== Objective ==
Each record is to be printed again precisely as it reads.

....

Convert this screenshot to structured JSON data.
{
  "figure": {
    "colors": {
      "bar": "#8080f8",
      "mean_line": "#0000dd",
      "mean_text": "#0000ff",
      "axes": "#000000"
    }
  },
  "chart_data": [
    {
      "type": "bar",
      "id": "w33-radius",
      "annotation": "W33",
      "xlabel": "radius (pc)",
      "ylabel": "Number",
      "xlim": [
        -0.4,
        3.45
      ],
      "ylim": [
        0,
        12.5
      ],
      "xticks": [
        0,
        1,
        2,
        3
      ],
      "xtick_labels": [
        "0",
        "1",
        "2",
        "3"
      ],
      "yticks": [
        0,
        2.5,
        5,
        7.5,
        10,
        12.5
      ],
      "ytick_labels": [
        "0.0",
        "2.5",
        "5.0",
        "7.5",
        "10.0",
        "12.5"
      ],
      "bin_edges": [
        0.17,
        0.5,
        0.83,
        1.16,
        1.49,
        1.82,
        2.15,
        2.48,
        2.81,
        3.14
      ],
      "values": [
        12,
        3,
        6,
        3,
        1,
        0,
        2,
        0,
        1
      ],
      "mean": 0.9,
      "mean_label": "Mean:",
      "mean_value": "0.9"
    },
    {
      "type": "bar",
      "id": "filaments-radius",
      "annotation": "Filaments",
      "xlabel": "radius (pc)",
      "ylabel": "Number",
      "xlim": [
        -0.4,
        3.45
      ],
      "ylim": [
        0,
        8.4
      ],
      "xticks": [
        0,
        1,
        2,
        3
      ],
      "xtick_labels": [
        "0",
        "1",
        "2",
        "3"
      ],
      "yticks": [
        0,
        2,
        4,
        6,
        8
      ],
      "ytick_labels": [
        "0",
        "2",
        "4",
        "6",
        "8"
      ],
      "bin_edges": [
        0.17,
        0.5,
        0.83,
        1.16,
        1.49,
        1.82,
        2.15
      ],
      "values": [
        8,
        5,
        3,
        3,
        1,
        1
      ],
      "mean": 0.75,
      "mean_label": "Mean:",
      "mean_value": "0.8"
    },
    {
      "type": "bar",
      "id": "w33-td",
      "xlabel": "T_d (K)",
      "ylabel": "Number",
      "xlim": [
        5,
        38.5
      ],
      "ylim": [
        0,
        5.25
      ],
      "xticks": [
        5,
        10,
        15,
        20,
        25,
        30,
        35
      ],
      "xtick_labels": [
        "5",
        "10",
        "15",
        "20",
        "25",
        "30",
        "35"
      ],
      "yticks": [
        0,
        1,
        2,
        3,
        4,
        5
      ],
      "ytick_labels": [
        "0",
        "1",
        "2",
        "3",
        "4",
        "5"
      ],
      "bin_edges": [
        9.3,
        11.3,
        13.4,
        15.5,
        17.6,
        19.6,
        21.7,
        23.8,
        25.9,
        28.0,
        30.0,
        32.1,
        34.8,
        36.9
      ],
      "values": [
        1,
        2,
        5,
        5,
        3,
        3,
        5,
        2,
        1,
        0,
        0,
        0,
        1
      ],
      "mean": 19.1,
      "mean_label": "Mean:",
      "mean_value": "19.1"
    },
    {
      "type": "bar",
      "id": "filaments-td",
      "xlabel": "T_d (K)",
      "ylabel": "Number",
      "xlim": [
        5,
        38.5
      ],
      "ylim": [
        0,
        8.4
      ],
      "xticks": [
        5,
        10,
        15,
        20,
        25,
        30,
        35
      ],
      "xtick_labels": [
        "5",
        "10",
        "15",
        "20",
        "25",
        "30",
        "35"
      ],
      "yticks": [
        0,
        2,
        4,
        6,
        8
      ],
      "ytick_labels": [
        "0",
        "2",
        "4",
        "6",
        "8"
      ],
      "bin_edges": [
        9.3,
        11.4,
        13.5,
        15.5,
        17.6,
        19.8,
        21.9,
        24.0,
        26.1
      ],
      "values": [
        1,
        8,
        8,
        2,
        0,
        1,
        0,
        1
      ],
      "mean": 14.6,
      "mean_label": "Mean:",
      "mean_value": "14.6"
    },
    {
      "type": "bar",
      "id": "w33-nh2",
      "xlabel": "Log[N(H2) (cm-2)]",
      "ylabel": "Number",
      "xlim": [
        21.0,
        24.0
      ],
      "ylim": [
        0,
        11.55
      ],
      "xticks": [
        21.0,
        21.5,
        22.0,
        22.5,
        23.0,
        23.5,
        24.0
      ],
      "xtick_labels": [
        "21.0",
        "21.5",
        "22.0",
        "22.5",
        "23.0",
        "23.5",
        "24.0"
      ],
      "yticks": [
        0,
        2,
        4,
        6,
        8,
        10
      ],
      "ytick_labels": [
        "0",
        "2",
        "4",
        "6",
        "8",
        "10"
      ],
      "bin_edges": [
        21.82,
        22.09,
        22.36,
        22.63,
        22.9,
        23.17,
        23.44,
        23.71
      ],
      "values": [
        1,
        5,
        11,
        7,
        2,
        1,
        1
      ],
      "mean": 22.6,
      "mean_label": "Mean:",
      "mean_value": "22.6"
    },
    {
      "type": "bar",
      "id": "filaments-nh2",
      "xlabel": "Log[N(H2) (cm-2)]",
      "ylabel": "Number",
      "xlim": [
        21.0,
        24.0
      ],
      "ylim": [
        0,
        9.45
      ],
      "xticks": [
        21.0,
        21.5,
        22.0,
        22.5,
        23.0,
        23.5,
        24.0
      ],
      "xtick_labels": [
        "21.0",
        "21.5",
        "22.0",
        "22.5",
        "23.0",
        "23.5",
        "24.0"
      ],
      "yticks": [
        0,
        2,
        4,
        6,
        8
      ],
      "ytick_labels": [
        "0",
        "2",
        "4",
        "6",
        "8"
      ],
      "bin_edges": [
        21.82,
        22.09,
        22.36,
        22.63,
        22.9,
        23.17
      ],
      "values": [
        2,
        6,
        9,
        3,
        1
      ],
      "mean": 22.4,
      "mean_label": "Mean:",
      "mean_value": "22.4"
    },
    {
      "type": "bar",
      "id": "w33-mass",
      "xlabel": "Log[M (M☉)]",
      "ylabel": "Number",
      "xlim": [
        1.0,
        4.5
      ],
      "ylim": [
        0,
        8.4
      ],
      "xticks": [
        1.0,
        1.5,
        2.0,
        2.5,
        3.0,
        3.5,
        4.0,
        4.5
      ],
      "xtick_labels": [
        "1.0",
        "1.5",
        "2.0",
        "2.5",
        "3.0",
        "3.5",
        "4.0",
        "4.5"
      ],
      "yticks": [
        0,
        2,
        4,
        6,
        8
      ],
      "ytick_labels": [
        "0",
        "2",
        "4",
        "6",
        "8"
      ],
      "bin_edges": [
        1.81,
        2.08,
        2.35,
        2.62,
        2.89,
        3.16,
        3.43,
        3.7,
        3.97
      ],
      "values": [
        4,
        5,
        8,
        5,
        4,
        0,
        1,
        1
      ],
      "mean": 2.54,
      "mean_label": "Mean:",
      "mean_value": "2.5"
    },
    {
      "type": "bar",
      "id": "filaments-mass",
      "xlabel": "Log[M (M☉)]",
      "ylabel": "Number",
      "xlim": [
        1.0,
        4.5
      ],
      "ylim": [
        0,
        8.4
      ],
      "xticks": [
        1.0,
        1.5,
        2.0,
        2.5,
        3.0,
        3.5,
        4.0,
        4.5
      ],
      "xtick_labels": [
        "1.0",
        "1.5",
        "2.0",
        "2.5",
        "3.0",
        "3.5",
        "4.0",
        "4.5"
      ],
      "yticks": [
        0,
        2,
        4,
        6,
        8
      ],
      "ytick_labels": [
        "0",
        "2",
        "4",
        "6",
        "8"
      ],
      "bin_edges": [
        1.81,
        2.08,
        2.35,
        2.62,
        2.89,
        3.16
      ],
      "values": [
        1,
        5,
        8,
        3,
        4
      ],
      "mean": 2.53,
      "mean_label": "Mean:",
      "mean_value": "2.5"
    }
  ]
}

....

== Task response ==
Convert this screenshot to structured JSON data.
{
  "figure": {
    "colors": {
      "bar": "#8080f8",
      "mean_line": "#0000dd",
      "mean_text": "#0000ff",
      "axes": "#000000"
    }
  },
  "chart_data": [
    {
      "type": "bar",
      "id": "w33-radius",
      "annotation": "W33",
      "xlabel": "radius (pc)",
      "ylabel": "Number",
      "xlim": [
        -0.4,
        3.45
      ],
      "ylim": [
        0,
        12.5
      ],
      "xticks": [
        0,
        1,
        2,
        3
      ],
      "xtick_labels": [
        "0",
        "1",
        "2",
        "3"
      ],
      "yticks": [
        0,
        2.5,
        5,
        7.5,
        10,
        12.5
      ],
      "ytick_labels": [
        "0.0",
        "2.5",
        "5.0",
        "7.5",
        "10.0",
        "12.5"
      ],
      "bin_edges": [
        0.17,
        0.5,
        0.83,
        1.16,
        1.49,
        1.82,
        2.15,
        2.48,
        2.81,
        3.14
      ],
      "values": [
        12,
        3,
        6,
        3,
        1,
        0,
        2,
        0,
        1
      ],
      "mean": 0.9,
      "mean_label": "Mean:",
      "mean_value": "0.9"
    },
    {
      "type": "bar",
      "id": "filaments-radius",
      "annotation": "Filaments",
      "xlabel": "radius (pc)",
      "ylabel": "Number",
      "xlim": [
        -0.4,
        3.45
      ],
      "ylim": [
        0,
        8.4
      ],
      "xticks": [
        0,
        1,
        2,
        3
      ],
      "xtick_labels": [
        "0",
        "1",
        "2",
        "3"
      ],
      "yticks": [
        0,
        2,
        4,
        6,
        8
      ],
      "ytick_labels": [
        "0",
        "2",
        "4",
        "6",
        "8"
      ],
      "bin_edges": [
        0.17,
        0.5,
        0.83,
        1.16,
        1.49,
        1.82,
        2.15
      ],
      "values": [
        8,
        5,
        3,
        3,
        1,
        1
      ],
      "mean": 0.75,
      "mean_label": "Mean:",
      "mean_value": "0.8"
    },
    {
      "type": "bar",
      "id": "w33-td",
      "xlabel": "T_d (K)",
      "ylabel": "Number",
      "xlim": [
        5,
        38.5
      ],
      "ylim": [
        0,
        5.25
      ],
      "xticks": [
        5,
        10,
        15,
        20,
        25,
        30,
        35
      ],
      "xtick_labels": [
        "5",
        "10",
        "15",
        "20",
        "25",
        "30",
        "35"
      ],
      "yticks": [
        0,
        1,
        2,
        3,
        4,
        5
      ],
      "ytick_labels": [
        "0",
        "1",
        "2",
        "3",
        "4",
        "5"
      ],
      "bin_edges": [
        9.3,
        11.3,
        13.4,
        15.5,
        17.6,
        19.6,
        21.7,
        23.8,
        25.9,
        28.0,
        30.0,
        32.1,
        34.8,
        36.9
      ],
      "values": [
        1,
        2,
        5,
        5,
        3,
        3,
        5,
        2,
        1,
        0,
        0,
        0,
        1
      ],
      "mean": 19.1,
      "mean_label": "Mean:",
      "mean_value": "19.1"
    },
    {
      "type": "bar",
      "id": "filaments-td",
      "xlabel": "T_d (K)",
      "ylabel": "Number",
      "xlim": [
        5,
        38.5
      ],
      "ylim": [
        0,
        8.4
      ],
      "xticks": [
        5,
        10,
        15,
        20,
        25,
        30,
        35
      ],
      "xtick_labels": [
        "5",
        "10",
        "15",
        "20",
        "25",
        "30",
        "35"
      ],
      "yticks": [
        0,
        2,
        4,
        6,
        8
      ],
      "ytick_labels": [
        "0",
        "2",
        "4",
        "6",
        "8"
      ],
      "bin_edges": [
        9.3,
        11.4,
        13.5,
        15.5,
        17.6,
        19.8,
        21.9,
        24.0,
        26.1
      ],
      "values": [
        1,
        8,
        8,
        2,
        0,
        1,
        0,
        1
      ],
      "mean": 14.6,
      "mean_label": "Mean:",
      "mean_value": "14.6"
    },
    {
      "type": "bar",
      "id": "w33-nh2",
      "xlabel": "Log[N(H2) (cm-2)]",
      "ylabel": "Number",
      "xlim": [
        21.0,
        24.0
      ],
      "ylim": [
        0,
        11.55
      ],
      "xticks": [
        21.0,
        21.5,
        22.0,
        22.5,
        23.0,
        23.5,
        24.0
      ],
      "xtick_labels": [
        "21.0",
        "21.5",
        "22.0",
        "22.5",
        "23.0",
        "23.5",
        "24.0"
      ],
      "yticks": [
        0,
        2,
        4,
        6,
        8,
        10
      ],
      "ytick_labels": [
        "0",
        "2",
        "4",
        "6",
        "8",
        "10"
      ],
      "bin_edges": [
        21.82,
        22.09,
        22.36,
        22.63,
        22.9,
        23.17,
        23.44,
        23.71
      ],
      "values": [
        1,
        5,
        11,
        7,
        2,
        1,
        1
      ],
      "mean": 22.6,
      "mean_label": "Mean:",
      "mean_value": "22.6"
    },
    {
      "type": "bar",
      "id": "filaments-nh2",
      "xlabel": "Log[N(H2) (cm-2)]",
      "ylabel": "Number",
      "xlim": [
        21.0,
        24.0
      ],
      "ylim": [
        0,
        9.45
      ],
      "xticks": [
        21.0,
        21.5,
        22.0,
        22.5,
        23.0,
        23.5,
        24.0
      ],
      "xtick_labels": [
        "21.0",
        "21.5",
        "22.0",
        "22.5",
        "23.0",
        "23.5",
        "24.0"
      ],
      "yticks": [
        0,
        2,
        4,
        6,
        8
      ],
      "ytick_labels": [
        "0",
        "2",
        "4",
        "6",
        "8"
      ],
      "bin_edges": [
        21.82,
        22.09,
        22.36,
        22.63,
        22.9,
        23.17
      ],
      "values": [
        2,
        6,
        9,
        3,
        1
      ],
      "mean": 22.4,
      "mean_label": "Mean:",
      "mean_value": "22.4"
    },
    {
      "type": "bar",
      "id": "w33-mass",
      "xlabel": "Log[M (M☉)]",
      "ylabel": "Number",
      "xlim": [
        1.0,
        4.5
      ],
      "ylim": [
        0,
        8.4
      ],
      "xticks": [
        1.0,
        1.5,
        2.0,
        2.5,
        3.0,
        3.5,
        4.0,
        4.5
      ],
      "xtick_labels": [
        "1.0",
        "1.5",
        "2.0",
        "2.5",
        "3.0",
        "3.5",
        "4.0",
        "4.5"
      ],
      "yticks": [
        0,
        2,
        4,
        6,
        8
      ],
      "ytick_labels": [
        "0",
        "2",
        "4",
        "6",
        "8"
      ],
      "bin_edges": [
        1.81,
        2.08,
        2.35,
        2.62,
        2.89,
        3.16,
        3.43,
        3.7,
        3.97
      ],
      "values": [
        4,
        5,
        8,
        5,
        4,
        0,
        1,
        1
      ],
      "mean": 2.54,
      "mean_label": "Mean:",
      "mean_value": "2.5"
    },
    {
      "type": "bar",
      "id": "filaments-mass",
      "xlabel": "Log[M (M☉)]",
      "ylabel": "Number",
      "xlim": [
        1.0,
        4.5
      ],
      "ylim": [
        0,
        8.4
      ],
      "xticks": [
        1.0,
        1.5,
        2.0,
        2.5,
        3.0,
        3.5,
        4.0,
        4.5
      ],
      "xtick_labels": [
        "1.0",
        "1.5",
        "2.0",
        "2.5",
        "3.0",
        "3.5",
        "4.0",
        "4.5"
      ],
      "yticks": [
        0,
        2,
        4,
        6,
        8
      ],
      "ytick_labels": [
        "0",
        "2",
        "4",
        "6",
        "8"
      ],
      "bin_edges": [
        1.81,
        2.08,
        2.35,
        2.62,
        2.89,
        3.16
      ],
      "values": [
        1,
        5,
        8,
        3,
        4
      ],
      "mean": 2.53,
      "mean_label": "Mean:",
      "mean_value": "2.5"
    }
  ]
}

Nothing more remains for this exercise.